:: Recorded data ::
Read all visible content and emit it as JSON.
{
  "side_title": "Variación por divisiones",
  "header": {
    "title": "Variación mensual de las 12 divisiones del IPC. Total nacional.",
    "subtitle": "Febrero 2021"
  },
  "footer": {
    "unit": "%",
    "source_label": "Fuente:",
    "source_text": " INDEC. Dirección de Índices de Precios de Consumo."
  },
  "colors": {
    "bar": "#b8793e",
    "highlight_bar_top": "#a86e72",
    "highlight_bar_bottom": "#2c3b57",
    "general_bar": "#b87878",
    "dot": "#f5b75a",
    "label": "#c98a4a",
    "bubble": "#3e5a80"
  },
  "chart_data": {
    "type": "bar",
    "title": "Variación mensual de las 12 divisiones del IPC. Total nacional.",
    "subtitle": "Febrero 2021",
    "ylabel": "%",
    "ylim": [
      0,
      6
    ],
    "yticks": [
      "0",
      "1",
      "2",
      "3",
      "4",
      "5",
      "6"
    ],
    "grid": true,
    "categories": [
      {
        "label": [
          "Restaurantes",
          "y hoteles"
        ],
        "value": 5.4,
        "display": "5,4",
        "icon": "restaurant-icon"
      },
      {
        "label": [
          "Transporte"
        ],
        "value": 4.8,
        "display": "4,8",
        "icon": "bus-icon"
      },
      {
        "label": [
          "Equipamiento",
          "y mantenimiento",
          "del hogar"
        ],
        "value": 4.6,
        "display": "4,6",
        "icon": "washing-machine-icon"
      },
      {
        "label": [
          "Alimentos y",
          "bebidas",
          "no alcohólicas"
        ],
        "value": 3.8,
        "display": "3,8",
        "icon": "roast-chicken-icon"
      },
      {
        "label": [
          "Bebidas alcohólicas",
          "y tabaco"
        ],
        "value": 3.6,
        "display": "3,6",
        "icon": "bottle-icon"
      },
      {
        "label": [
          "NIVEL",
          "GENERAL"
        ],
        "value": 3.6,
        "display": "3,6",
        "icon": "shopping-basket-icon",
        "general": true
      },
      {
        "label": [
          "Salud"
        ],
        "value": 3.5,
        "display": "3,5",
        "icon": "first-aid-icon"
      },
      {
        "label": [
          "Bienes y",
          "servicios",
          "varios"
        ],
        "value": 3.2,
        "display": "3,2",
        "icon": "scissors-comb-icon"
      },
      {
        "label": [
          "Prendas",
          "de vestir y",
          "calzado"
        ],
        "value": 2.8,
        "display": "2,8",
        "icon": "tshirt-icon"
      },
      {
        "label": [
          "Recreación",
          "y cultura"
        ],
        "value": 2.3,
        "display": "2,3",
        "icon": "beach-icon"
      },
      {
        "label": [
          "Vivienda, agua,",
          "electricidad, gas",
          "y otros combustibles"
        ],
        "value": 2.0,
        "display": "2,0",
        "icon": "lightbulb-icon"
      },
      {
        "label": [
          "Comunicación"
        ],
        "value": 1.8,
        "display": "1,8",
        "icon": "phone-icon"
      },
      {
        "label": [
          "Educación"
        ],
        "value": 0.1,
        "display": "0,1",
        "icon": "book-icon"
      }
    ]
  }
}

:: Problem statement ::
Reproduce the data in full, exactly as presented.

:: Finished task ::
Read all visible content and emit it as JSON.
{
  "side_title": "Variación por divisiones",
  "header": {
    "title": "Variación mensual de las 12 divisiones del IPC. Total nacional.",
    "subtitle": "Febrero 2021"
  },
  "footer": {
    "unit": "%",
    "source_label": "Fuente:",
    "source_text": " INDEC. Dirección de Índices de Precios de Consumo."
  },
  "colors": {
    "bar": "#b8793e",
    "highlight_bar_top": "#a86e72",
    "highlight_bar_bottom": "#2c3b57",
    "general_bar": "#b87878",
    "dot": "#f5b75a",
    "label": "#c98a4a",
    "bubble": "#3e5a80"
  },
  "chart_data": {
    "type": "bar",
    "title": "Variación mensual de las 12 divisiones del IPC. Total nacional.",
    "subtitle": "Febrero 2021",
    "ylabel": "%",
    "ylim": [
      0,
      6
    ],
    "yticks": [
      "0",
      "1",
      "2",
      "3",
      "4",
      "5",
      "6"
    ],
    "grid": true,
    "categories": [
      {
        "label": [
          "Restaurantes",
          "y hoteles"
        ],
        "value": 5.4,
        "display": "5,4",
        "icon": "restaurant-icon"
      },
      {
        "label": [
          "Transporte"
        ],
        "value": 4.8,
        "display": "4,8",
        "icon": "bus-icon"
      },
      {
        "label": [
          "Equipamiento",
          "y mantenimiento",
          "del hogar"
        ],
        "value": 4.6,
        "display": "4,6",
        "icon": "washing-machine-icon"
      },
      {
        "label": [
          "Alimentos y",
          "bebidas",
          "no alcohólicas"
        ],
        "value": 3.8,
        "display": "3,8",
        "icon": "roast-chicken-icon"
      },
      {
        "label": [
          "Bebidas alcohólicas",
          "y tabaco"
        ],
        "value": 3.6,
        "display": "3,6",
        "icon": "bottle-icon"
      },
      {
        "label": [
          "NIVEL",
          "GENERAL"
        ],
        "value": 3.6,
        "display": "3,6",
        "icon": "shopping-basket-icon",
        "general": true
      },
      {
        "label": [
          "Salud"
        ],
        "value": 3.5,
        "display": "3,5",
        "icon": "first-aid-icon"
      },
      {
        "label": [
          "Bienes y",
          "servicios",
          "varios"
        ],
        "value": 3.2,
        "display": "3,2",
        "icon": "scissors-comb-icon"
      },
      {
        "label": [
          "Prendas",
          "de vestir y",
          "calzado"
        ],
        "value": 2.8,
        "display": "2,8",
        "icon": "tshirt-icon"
      },
      {
        "label": [
          "Recreación",
          "y cultura"
        ],
        "value": 2.3,
        "display": "2,3",
        "icon": "beach-icon"
      },
      {
        "label": [
          "Vivienda, agua,",
          "electricidad, gas",
          "y otros combustibles"
        ],
        "value": 2.0,
        "display": "2,0",
        "icon": "lightbulb-icon"
      },
      {
        "label": [
          "Comunicación"
        ],
        "value": 1.8,
        "display": "1,8",
        "icon": "phone-icon"
      },
      {
        "label": [
          "Educación"
        ],
        "value": 0.1,
        "display": "0,1",
        "icon": "book-icon"
      }
    ]
  }
}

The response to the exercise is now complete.